> **TASK PROMPT**: Give every entry again, unchanged, and leave its images out.

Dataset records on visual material
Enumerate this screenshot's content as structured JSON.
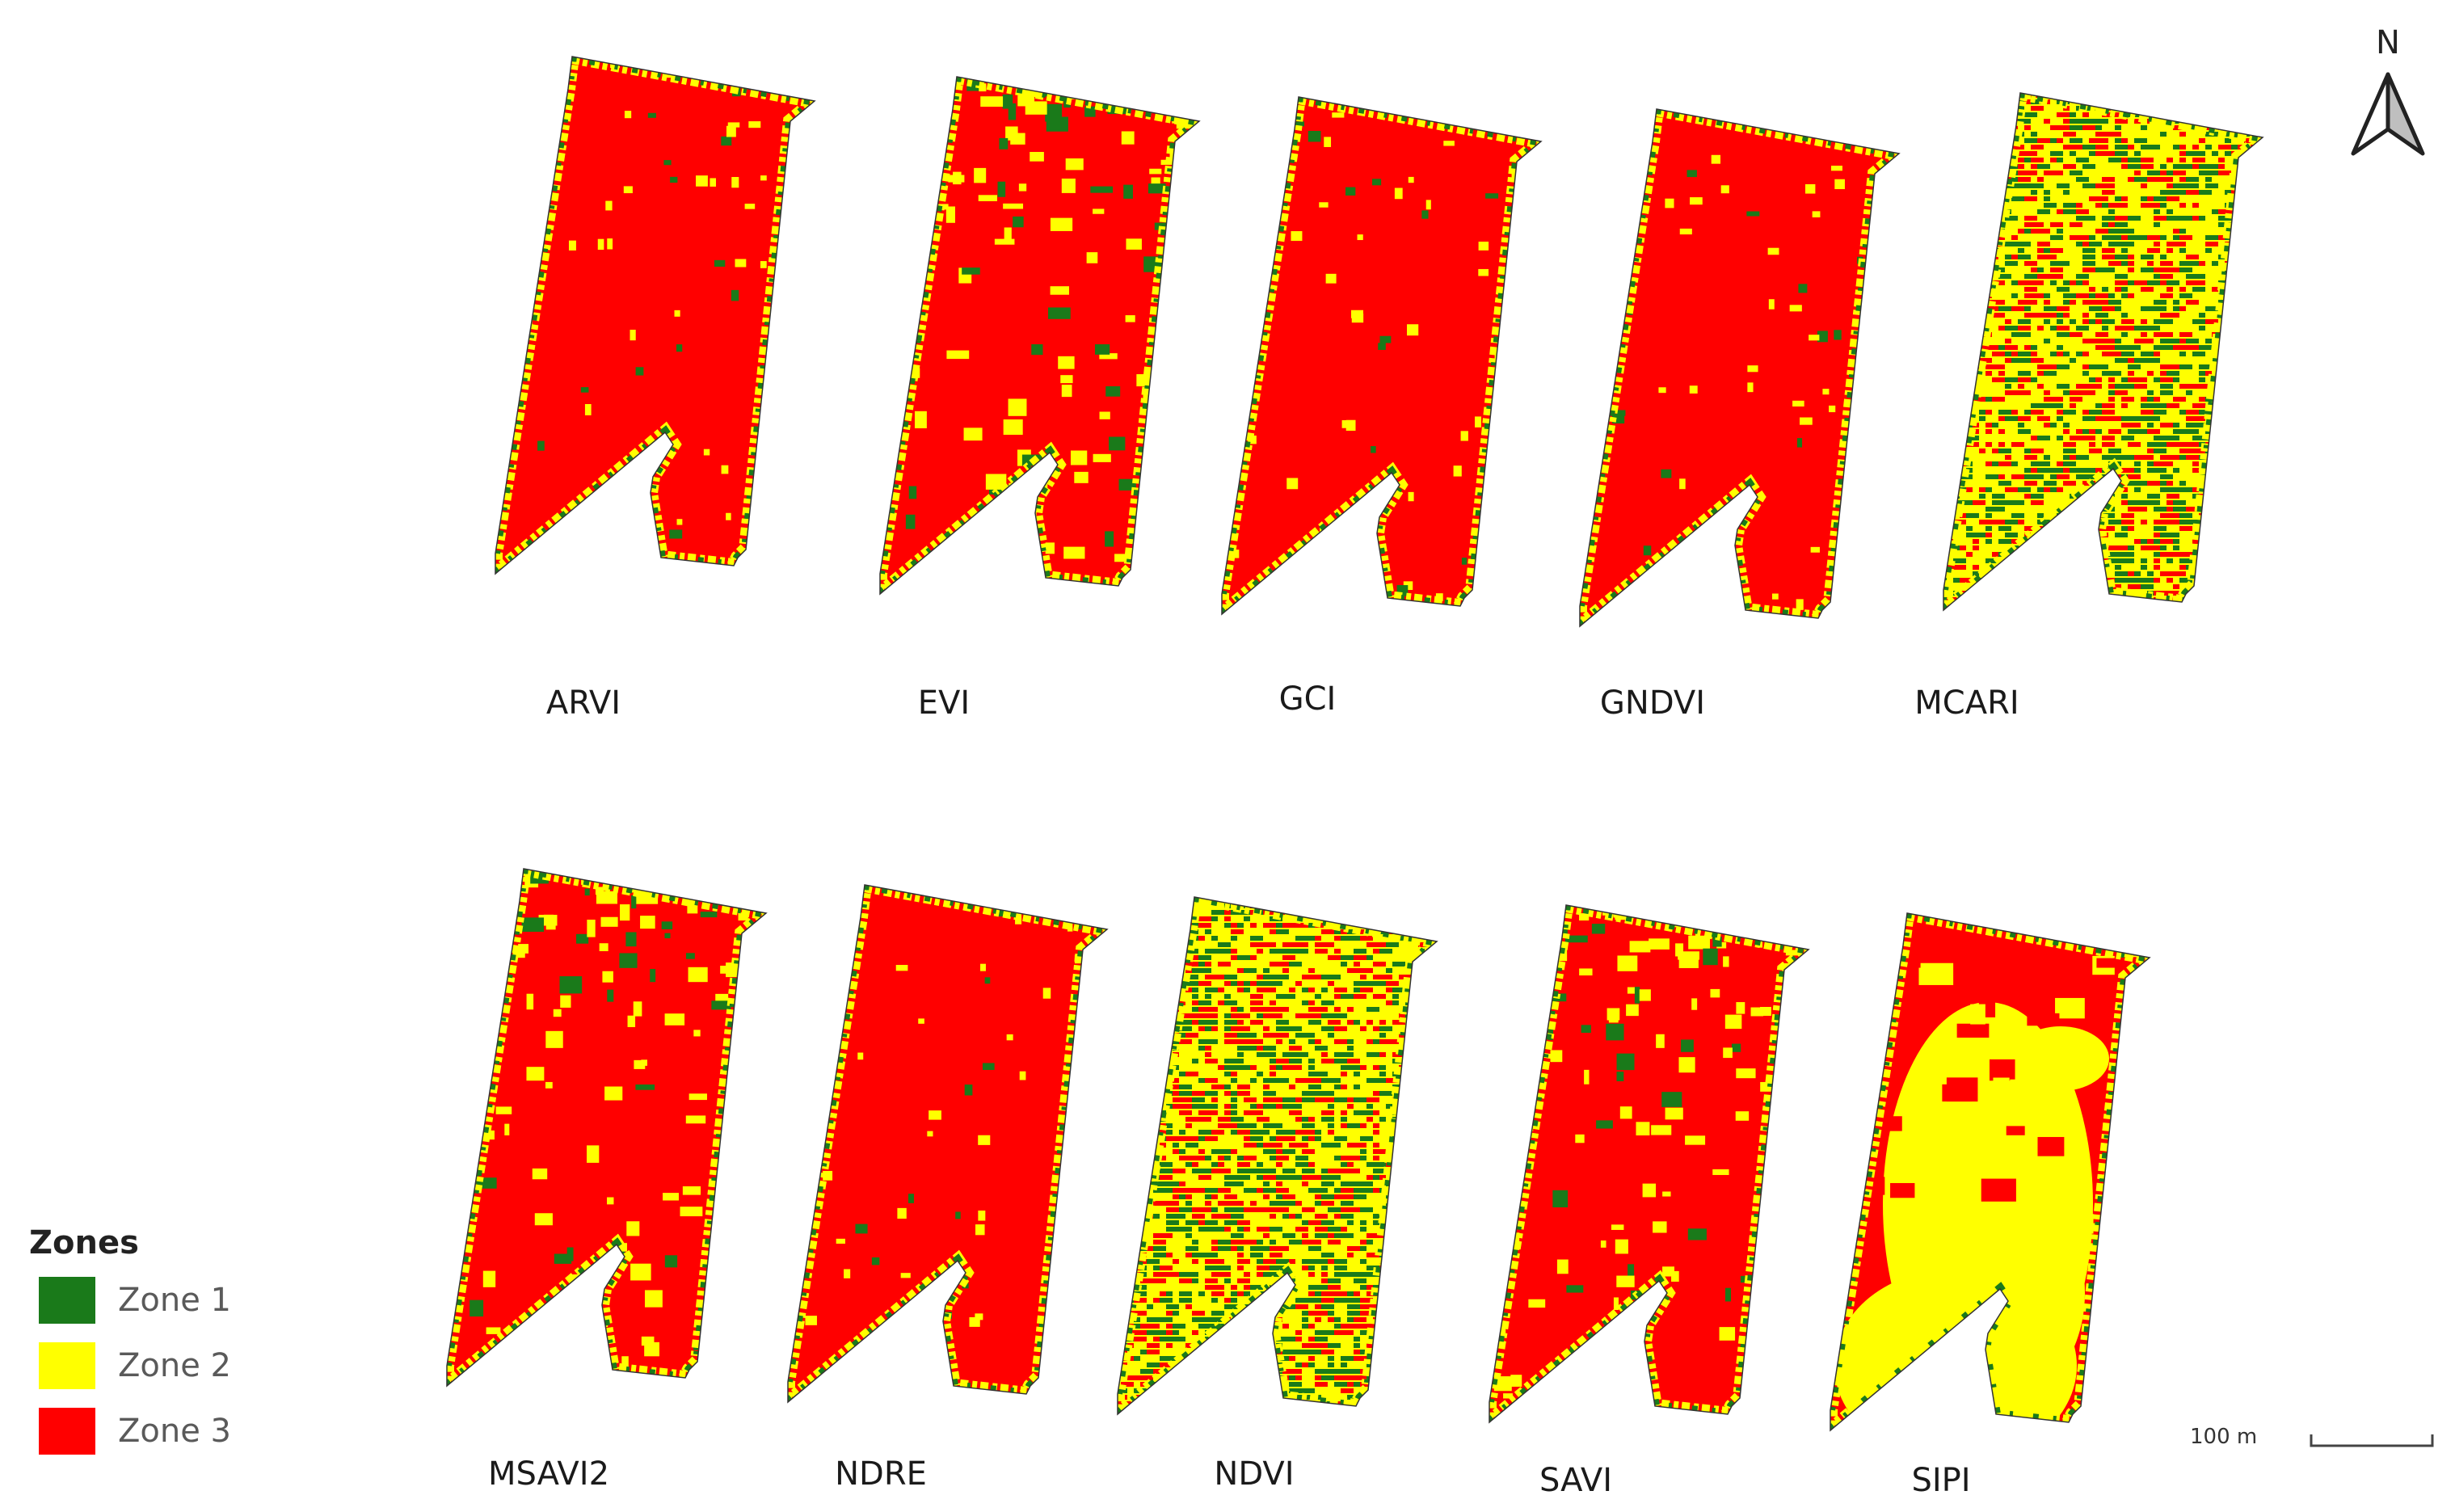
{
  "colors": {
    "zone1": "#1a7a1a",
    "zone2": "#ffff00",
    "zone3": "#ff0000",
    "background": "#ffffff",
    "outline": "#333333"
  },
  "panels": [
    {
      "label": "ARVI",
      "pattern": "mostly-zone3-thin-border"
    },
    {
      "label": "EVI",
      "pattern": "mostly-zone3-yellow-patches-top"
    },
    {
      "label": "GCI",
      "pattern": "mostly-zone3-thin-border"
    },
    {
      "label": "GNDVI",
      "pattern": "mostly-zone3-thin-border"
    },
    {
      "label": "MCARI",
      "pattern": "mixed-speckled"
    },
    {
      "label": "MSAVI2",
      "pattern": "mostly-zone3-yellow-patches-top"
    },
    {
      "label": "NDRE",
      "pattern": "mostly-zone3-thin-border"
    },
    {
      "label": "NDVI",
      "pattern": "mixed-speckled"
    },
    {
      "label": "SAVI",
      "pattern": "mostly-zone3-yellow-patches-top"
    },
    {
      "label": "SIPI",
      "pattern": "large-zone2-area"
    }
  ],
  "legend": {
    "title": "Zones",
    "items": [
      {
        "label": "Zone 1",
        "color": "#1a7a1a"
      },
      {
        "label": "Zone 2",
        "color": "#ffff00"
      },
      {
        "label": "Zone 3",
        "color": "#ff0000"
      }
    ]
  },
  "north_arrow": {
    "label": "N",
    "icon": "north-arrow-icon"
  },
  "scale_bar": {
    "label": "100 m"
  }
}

> **ANSWER TO THE PROBLEM**:
Enumerate this screenshot's content as structured JSON.
{
  "colors": {
    "zone1": "#1a7a1a",
    "zone2": "#ffff00",
    "zone3": "#ff0000",
    "background": "#ffffff",
    "outline": "#333333"
  },
  "panels": [
    {
      "label": "ARVI",
      "pattern": "mostly-zone3-thin-border"
    },
    {
      "label": "EVI",
      "pattern": "mostly-zone3-yellow-patches-top"
    },
    {
      "label": "GCI",
      "pattern": "mostly-zone3-thin-border"
    },
    {
      "label": "GNDVI",
      "pattern": "mostly-zone3-thin-border"
    },
    {
      "label": "MCARI",
      "pattern": "mixed-speckled"
    },
    {
      "label": "MSAVI2",
      "pattern": "mostly-zone3-yellow-patches-top"
    },
    {
      "label": "NDRE",
      "pattern": "mostly-zone3-thin-border"
    },
    {
      "label": "NDVI",
      "pattern": "mixed-speckled"
    },
    {
      "label": "SAVI",
      "pattern": "mostly-zone3-yellow-patches-top"
    },
    {
      "label": "SIPI",
      "pattern": "large-zone2-area"
    }
  ],
  "legend": {
    "title": "Zones",
    "items": [
      {
        "label": "Zone 1",
        "color": "#1a7a1a"
      },
      {
        "label": "Zone 2",
        "color": "#ffff00"
      },
      {
        "label": "Zone 3",
        "color": "#ff0000"
      }
    ]
  },
  "north_arrow": {
    "label": "N",
    "icon": "north-arrow-icon"
  },
  "scale_bar": {
    "label": "100 m"
  }
}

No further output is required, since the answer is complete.